━━━ DATASET ENTRIES ━━━

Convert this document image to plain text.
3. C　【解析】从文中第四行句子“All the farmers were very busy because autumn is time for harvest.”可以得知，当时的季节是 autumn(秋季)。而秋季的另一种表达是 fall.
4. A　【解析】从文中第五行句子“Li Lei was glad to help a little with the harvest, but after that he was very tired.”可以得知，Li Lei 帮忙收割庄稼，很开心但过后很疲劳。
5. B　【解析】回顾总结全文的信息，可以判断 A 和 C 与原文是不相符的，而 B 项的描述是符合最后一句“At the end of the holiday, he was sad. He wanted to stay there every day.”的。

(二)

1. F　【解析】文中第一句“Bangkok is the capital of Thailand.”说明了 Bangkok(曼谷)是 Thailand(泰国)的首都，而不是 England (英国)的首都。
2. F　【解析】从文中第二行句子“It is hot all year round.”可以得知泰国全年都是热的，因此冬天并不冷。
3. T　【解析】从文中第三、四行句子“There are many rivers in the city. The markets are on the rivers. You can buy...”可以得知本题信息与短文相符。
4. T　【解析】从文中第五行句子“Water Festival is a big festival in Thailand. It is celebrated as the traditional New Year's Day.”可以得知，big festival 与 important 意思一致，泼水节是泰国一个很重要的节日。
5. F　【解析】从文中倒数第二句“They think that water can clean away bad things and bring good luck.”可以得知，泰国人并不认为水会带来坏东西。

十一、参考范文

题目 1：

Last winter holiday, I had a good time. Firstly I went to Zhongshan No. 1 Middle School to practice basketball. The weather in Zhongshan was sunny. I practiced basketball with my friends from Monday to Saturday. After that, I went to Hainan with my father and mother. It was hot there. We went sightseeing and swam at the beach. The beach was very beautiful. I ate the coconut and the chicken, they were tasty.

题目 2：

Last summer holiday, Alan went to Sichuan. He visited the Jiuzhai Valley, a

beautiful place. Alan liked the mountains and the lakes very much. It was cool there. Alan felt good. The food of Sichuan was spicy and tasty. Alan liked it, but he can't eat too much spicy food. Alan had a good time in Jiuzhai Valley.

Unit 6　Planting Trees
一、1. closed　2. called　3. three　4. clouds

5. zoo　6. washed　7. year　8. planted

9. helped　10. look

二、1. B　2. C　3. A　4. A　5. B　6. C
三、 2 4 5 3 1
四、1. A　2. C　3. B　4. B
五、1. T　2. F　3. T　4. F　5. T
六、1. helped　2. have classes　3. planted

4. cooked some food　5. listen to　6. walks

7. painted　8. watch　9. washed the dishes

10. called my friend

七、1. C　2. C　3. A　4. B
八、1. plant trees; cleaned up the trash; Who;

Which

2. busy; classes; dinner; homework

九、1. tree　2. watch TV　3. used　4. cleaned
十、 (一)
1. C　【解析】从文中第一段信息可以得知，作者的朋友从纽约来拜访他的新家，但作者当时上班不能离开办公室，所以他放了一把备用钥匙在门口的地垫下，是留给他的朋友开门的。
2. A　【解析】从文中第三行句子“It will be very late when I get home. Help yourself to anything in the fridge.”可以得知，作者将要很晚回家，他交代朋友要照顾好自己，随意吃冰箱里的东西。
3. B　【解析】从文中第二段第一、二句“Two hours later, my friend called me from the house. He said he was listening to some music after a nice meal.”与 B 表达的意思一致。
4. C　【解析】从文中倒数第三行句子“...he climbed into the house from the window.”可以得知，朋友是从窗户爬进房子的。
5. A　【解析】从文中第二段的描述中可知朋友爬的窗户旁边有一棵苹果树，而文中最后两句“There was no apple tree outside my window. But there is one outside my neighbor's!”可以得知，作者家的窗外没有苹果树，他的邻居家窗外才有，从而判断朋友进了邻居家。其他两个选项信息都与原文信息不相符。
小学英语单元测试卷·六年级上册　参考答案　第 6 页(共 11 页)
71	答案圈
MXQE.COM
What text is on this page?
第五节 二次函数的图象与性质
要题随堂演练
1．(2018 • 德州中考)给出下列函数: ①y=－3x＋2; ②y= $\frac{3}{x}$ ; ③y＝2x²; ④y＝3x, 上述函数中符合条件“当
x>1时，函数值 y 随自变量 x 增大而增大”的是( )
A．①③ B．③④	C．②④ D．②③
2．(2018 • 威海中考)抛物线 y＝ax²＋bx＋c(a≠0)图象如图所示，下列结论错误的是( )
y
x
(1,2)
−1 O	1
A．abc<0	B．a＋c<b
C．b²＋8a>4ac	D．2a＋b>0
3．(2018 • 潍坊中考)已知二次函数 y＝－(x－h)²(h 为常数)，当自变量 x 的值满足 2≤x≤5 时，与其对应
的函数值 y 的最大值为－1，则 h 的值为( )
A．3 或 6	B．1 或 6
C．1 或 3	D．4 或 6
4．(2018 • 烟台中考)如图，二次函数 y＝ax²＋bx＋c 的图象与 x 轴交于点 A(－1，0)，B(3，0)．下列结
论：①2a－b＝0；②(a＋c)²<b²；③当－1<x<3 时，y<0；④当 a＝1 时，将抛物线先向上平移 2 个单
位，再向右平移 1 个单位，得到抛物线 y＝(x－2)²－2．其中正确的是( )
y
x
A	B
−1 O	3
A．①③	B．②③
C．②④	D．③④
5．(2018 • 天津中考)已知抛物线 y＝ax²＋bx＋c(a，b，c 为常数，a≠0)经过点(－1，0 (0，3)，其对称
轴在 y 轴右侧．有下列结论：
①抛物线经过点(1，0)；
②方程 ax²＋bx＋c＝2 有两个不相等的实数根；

━━━

WHAT THE EXERCISE ASKS
Tally the lines of the records holding the word "some", then state only the tally.

ANSWER TO THE TASK
2